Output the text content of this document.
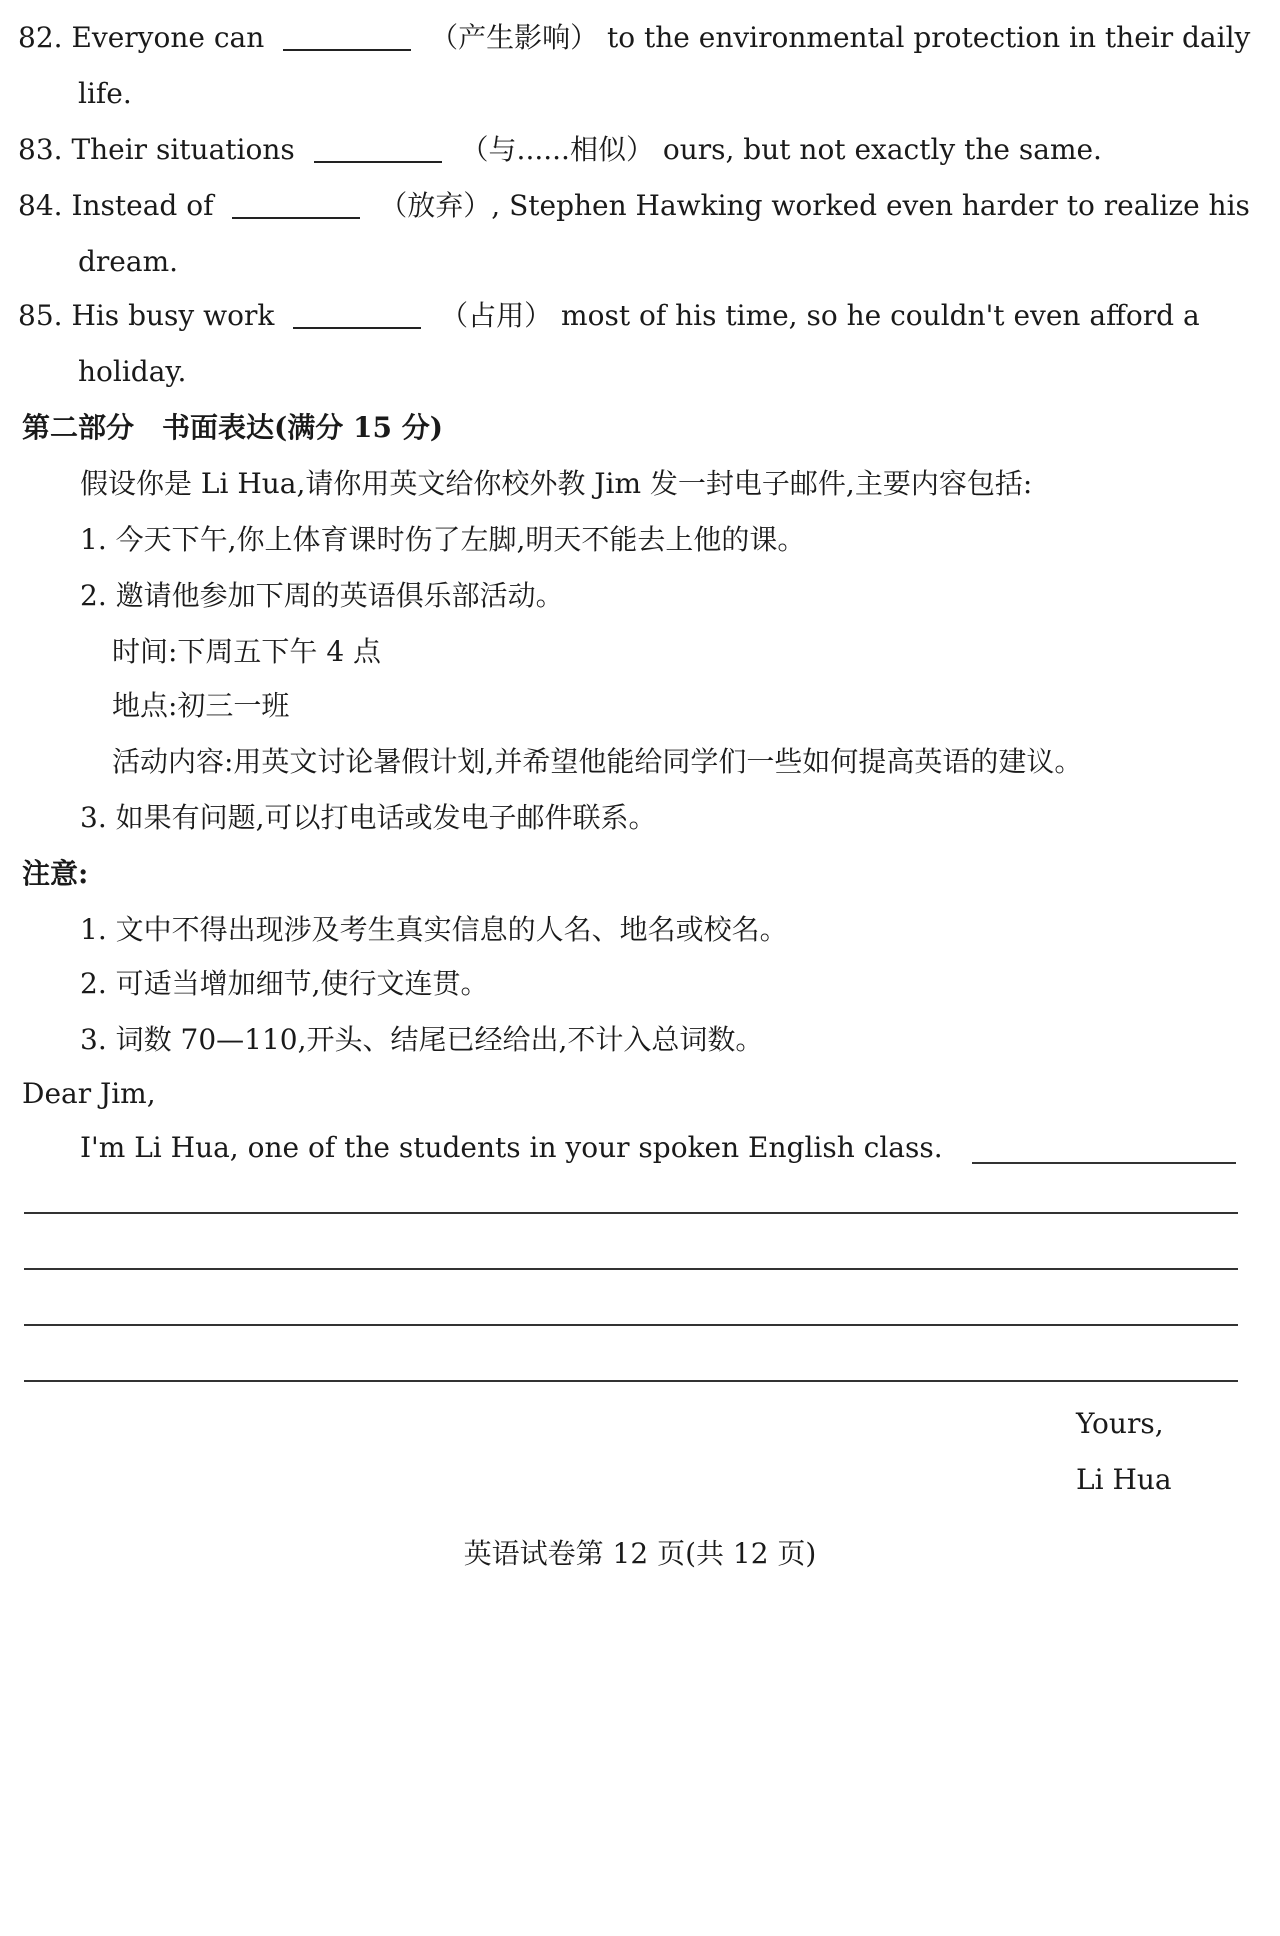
82. Everyone can	（产生影响） to the environmental protection in their daily
life.
83. Their situations	（与......相似） ours, but not exactly the same.
84. Instead of	（放弃）, Stephen Hawking worked even harder to realize his
dream.
85. His busy work	（占用） most of his time, so he couldn't even afford a
holiday.
第二部分　书面表达(满分 15 分)
假设你是 Li Hua,请你用英文给你校外教 Jim 发一封电子邮件,主要内容包括:
1. 今天下午,你上体育课时伤了左脚,明天不能去上他的课。
2. 邀请他参加下周的英语俱乐部活动。
时间:下周五下午 4 点
地点:初三一班
活动内容:用英文讨论暑假计划,并希望他能给同学们一些如何提高英语的建议。
3. 如果有问题,可以打电话或发电子邮件联系。
注意:
1. 文中不得出现涉及考生真实信息的人名、地名或校名。
2. 可适当增加细节,使行文连贯。
3. 词数 70—110,开头、结尾已经给出,不计入总词数。
Dear Jim,
I'm Li Hua, one of the students in your spoken English class.
Yours,
Li Hua
英语试卷第 12 页(共 12 页)
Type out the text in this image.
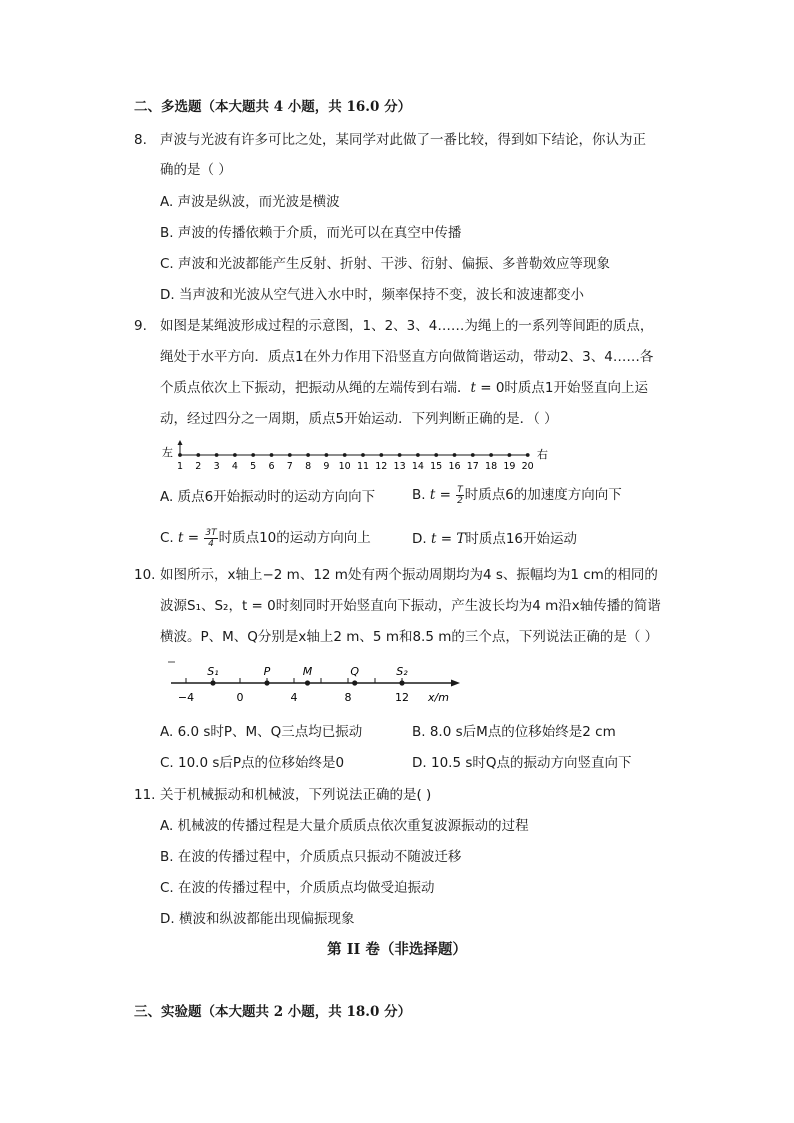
二、多选题（本大题共 4 小题，共 16.0 分）
8. 声波与光波有许多可比之处，某同学对此做了一番比较，得到如下结论，你认为正
确的是（ ）
A. 声波是纵波，而光波是横波
B. 声波的传播依赖于介质，而光可以在真空中传播
C. 声波和光波都能产生反射、折射、干涉、衍射、偏振、多普勒效应等现象
D. 当声波和光波从空气进入水中时，频率保持不变，波长和波速都变小
9. 如图是某绳波形成过程的示意图，1、2、3、4……为绳上的一系列等间距的质点，
绳处于水平方向．质点1在外力作用下沿竖直方向做简谐运动，带动2、3、4……各
个质点依次上下振动，把振动从绳的左端传到右端．t = 0时质点1开始竖直向上运
动，经过四分之一周期，质点5开始运动．下列判断正确的是．（ ）
左	右
1 2 3 4 5 6 7 8 9 10 11 12 13 14 15 16 17 18 19 20
A. 质点6开始振动时的运动方向向下	B. $t = \frac{T}{2}$ 时质点6的加速度方向向下
C. $t = \frac{3T}{4}$ 时质点10的运动方向向上	D. t = T时质点16开始运动
10. 如图所示，x轴上−2 m、12 m处有两个振动周期均为4 s、振幅均为1 cm的相同的
波源S₁、S₂，t = 0时刻同时开始竖直向下振动，产生波长均为4 m沿x轴传播的简谐
横波。P、M、Q分别是x轴上2 m、5 m和8.5 m的三个点，下列说法正确的是（ ）
−4	0	4	8	12
S₁	P	M	Q	S₂
x/m
A. 6.0 s时P、M、Q三点均已振动	B. 8.0 s后M点的位移始终是2 cm
C. 10.0 s后P点的位移始终是0	D. 10.5 s时Q点的振动方向竖直向下
11. 关于机械振动和机械波，下列说法正确的是( )
A. 机械波的传播过程是大量介质质点依次重复波源振动的过程
B. 在波的传播过程中，介质质点只振动不随波迁移
C. 在波的传播过程中，介质质点均做受迫振动
D. 横波和纵波都能出现偏振现象
第 II 卷（非选择题）
三、实验题（本大题共 2 小题，共 18.0 分）
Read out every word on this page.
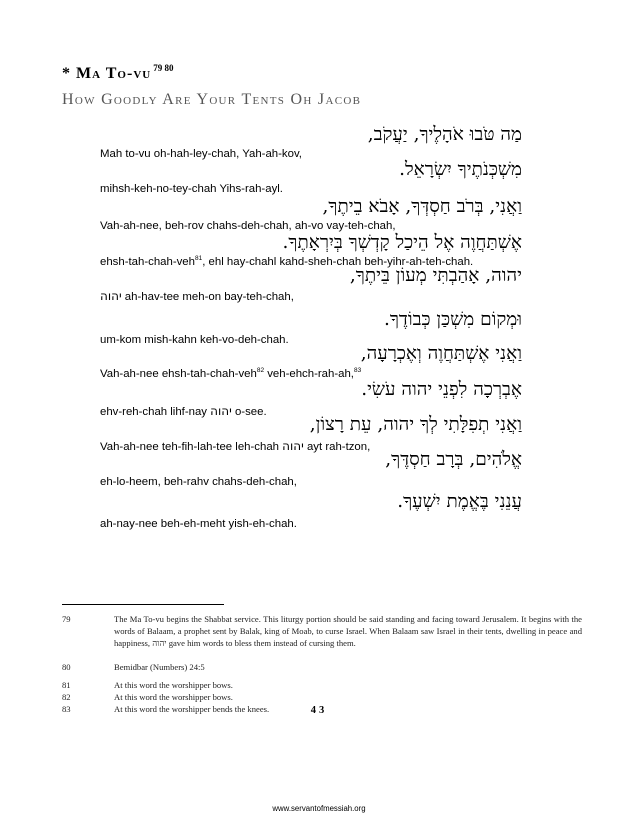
* Ma To-vu $^{79 80}$
How Goodly Are Your Tents Oh Jacob
מַה טֹּבוּ אֹהָלֶיךָ, יַעֲקֹב,
Mah to-vu oh-hah-ley-chah, Yah-ah-kov,
מִשְׁכְּנֹתֶיךָ יִשְׂרָאֵל.
mihsh-keh-no-tey-chah Yihs-rah-ayl.
וַאֲנִי, בְּרֹב חַסְדְּךָ, אָבֹא בֵיתֶךָ,
Vah-ah-nee, beh-rov chahs-deh-chah, ah-vo vay-teh-chah,
אֶשְׁתַּחֲוֶה אֶל הֵיכַל קָדְשְׁךָ בְּיִרְאָתֶךָ.
ehsh-tah-chah-veh$^{81}$, ehl hay-chahl kahd-sheh-chah beh-yihr-ah-teh-chah.
יהוה, אָהַבְתִּי מְעוֹן בֵּיתֶךָ,
יהוה ah-hav-tee meh-on bay-teh-chah,
וּמְקוֹם מִשְׁכַּן כְּבוֹדֶךָ.
um-kom mish-kahn keh-vo-deh-chah.
וַאֲנִי אֶשְׁתַּחֲוֶה וְאֶכְרָעָה,
Vah-ah-nee ehsh-tah-chah-veh$^{82}$ veh-ehch-rah-ah,$^{83}$
אֶבְרְכָה לִפְנֵי יהוה עֹשִׂי.
ehv-reh-chah lihf-nay יהוה o-see.
וַאֲנִי תְפִלָּתִי לְךָ יהוה, עֵת רָצוֹן,
Vah-ah-nee teh-fih-lah-tee leh-chah יהוה ayt rah-tzon,
אֱלֹהִים, בְּרָב חַסְדֶּךָ,
eh-lo-heem, beh-rahv chahs-deh-chah,
עֲנֵנִי בֶּאֱמֶת יִשְׁעֶךָ.
ah-nay-nee beh-eh-meht yish-eh-chah.
79	The Ma To-vu begins the Shabbat service. This liturgy portion should be said standing and facing toward Jerusalem. It begins with the words of Balaam, a prophet sent by Balak, king of Moab, to curse Israel. When Balaam saw Israel in their tents, dwelling in peace and happiness, יהוה gave him words to bless them instead of cursing them.
80	Bemidbar (Numbers) 24:5
81	At this word the worshipper bows.
82	At this word the worshipper bows.
83	At this word the worshipper bends the knees.	43
www.servantofmessiah.org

____

*EXERCISE TASK*.
Copy every line that includes the string "下列说法正确的是" from the material above.

*RESULT OF THIS TASK*.
横波。P、M、Q分别是x轴上2 m、5 m和8.5 m的三个点，下列说法正确的是（ ）
11. 关于机械振动和机械波，下列说法正确的是( )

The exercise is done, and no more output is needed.